> Stated goal
Below is a block of records; repeat all of them exactly.
---------- Supplied data ----------
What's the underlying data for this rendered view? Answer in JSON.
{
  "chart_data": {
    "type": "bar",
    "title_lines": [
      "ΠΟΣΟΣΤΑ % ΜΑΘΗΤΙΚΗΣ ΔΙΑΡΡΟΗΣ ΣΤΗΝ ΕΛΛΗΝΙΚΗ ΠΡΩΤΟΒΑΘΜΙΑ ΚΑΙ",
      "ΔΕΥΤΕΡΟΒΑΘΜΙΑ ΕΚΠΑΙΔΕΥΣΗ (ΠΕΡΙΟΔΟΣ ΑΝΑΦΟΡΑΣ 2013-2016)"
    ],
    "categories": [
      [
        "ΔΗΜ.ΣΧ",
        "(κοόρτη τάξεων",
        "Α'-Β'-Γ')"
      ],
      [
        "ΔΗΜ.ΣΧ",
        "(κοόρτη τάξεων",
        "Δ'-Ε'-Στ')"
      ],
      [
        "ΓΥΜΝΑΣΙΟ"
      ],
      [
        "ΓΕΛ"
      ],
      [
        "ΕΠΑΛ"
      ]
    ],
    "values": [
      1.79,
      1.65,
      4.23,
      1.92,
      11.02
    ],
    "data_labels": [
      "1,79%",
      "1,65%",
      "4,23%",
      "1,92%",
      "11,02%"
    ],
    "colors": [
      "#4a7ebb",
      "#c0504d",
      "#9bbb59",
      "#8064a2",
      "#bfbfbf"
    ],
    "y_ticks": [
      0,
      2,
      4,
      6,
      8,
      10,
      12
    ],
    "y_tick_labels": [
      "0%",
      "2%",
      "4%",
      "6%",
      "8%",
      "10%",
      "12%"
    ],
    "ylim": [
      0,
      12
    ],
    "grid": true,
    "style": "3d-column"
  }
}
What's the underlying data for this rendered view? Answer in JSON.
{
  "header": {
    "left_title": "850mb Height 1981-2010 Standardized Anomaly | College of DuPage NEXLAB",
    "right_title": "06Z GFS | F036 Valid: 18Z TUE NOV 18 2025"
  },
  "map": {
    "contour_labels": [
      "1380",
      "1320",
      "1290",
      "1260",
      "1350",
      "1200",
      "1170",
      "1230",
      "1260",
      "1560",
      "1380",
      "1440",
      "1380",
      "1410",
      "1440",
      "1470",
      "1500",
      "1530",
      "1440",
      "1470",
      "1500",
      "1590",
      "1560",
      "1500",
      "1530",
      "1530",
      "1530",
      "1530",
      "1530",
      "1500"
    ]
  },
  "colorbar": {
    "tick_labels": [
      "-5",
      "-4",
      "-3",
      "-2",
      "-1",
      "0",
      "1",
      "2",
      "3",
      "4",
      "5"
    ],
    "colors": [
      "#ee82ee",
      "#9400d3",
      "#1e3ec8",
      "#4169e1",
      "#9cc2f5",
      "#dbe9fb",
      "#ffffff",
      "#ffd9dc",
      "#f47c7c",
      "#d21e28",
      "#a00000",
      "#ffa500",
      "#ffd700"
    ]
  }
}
----------
> Complete answer
What's the underlying data for this rendered view? Answer in JSON.
{
  "chart_data": {
    "type": "bar",
    "title_lines": [
      "ΠΟΣΟΣΤΑ % ΜΑΘΗΤΙΚΗΣ ΔΙΑΡΡΟΗΣ ΣΤΗΝ ΕΛΛΗΝΙΚΗ ΠΡΩΤΟΒΑΘΜΙΑ ΚΑΙ",
      "ΔΕΥΤΕΡΟΒΑΘΜΙΑ ΕΚΠΑΙΔΕΥΣΗ (ΠΕΡΙΟΔΟΣ ΑΝΑΦΟΡΑΣ 2013-2016)"
    ],
    "categories": [
      [
        "ΔΗΜ.ΣΧ",
        "(κοόρτη τάξεων",
        "Α'-Β'-Γ')"
      ],
      [
        "ΔΗΜ.ΣΧ",
        "(κοόρτη τάξεων",
        "Δ'-Ε'-Στ')"
      ],
      [
        "ΓΥΜΝΑΣΙΟ"
      ],
      [
        "ΓΕΛ"
      ],
      [
        "ΕΠΑΛ"
      ]
    ],
    "values": [
      1.79,
      1.65,
      4.23,
      1.92,
      11.02
    ],
    "data_labels": [
      "1,79%",
      "1,65%",
      "4,23%",
      "1,92%",
      "11,02%"
    ],
    "colors": [
      "#4a7ebb",
      "#c0504d",
      "#9bbb59",
      "#8064a2",
      "#bfbfbf"
    ],
    "y_ticks": [
      0,
      2,
      4,
      6,
      8,
      10,
      12
    ],
    "y_tick_labels": [
      "0%",
      "2%",
      "4%",
      "6%",
      "8%",
      "10%",
      "12%"
    ],
    "ylim": [
      0,
      12
    ],
    "grid": true,
    "style": "3d-column"
  }
}
What's the underlying data for this rendered view? Answer in JSON.
{
  "header": {
    "left_title": "850mb Height 1981-2010 Standardized Anomaly | College of DuPage NEXLAB",
    "right_title": "06Z GFS | F036 Valid: 18Z TUE NOV 18 2025"
  },
  "map": {
    "contour_labels": [
      "1380",
      "1320",
      "1290",
      "1260",
      "1350",
      "1200",
      "1170",
      "1230",
      "1260",
      "1560",
      "1380",
      "1440",
      "1380",
      "1410",
      "1440",
      "1470",
      "1500",
      "1530",
      "1440",
      "1470",
      "1500",
      "1590",
      "1560",
      "1500",
      "1530",
      "1530",
      "1530",
      "1530",
      "1530",
      "1500"
    ]
  },
  "colorbar": {
    "tick_labels": [
      "-5",
      "-4",
      "-3",
      "-2",
      "-1",
      "0",
      "1",
      "2",
      "3",
      "4",
      "5"
    ],
    "colors": [
      "#ee82ee",
      "#9400d3",
      "#1e3ec8",
      "#4169e1",
      "#9cc2f5",
      "#dbe9fb",
      "#ffffff",
      "#ffd9dc",
      "#f47c7c",
      "#d21e28",
      "#a00000",
      "#ffa500",
      "#ffd700"
    ]
  }
}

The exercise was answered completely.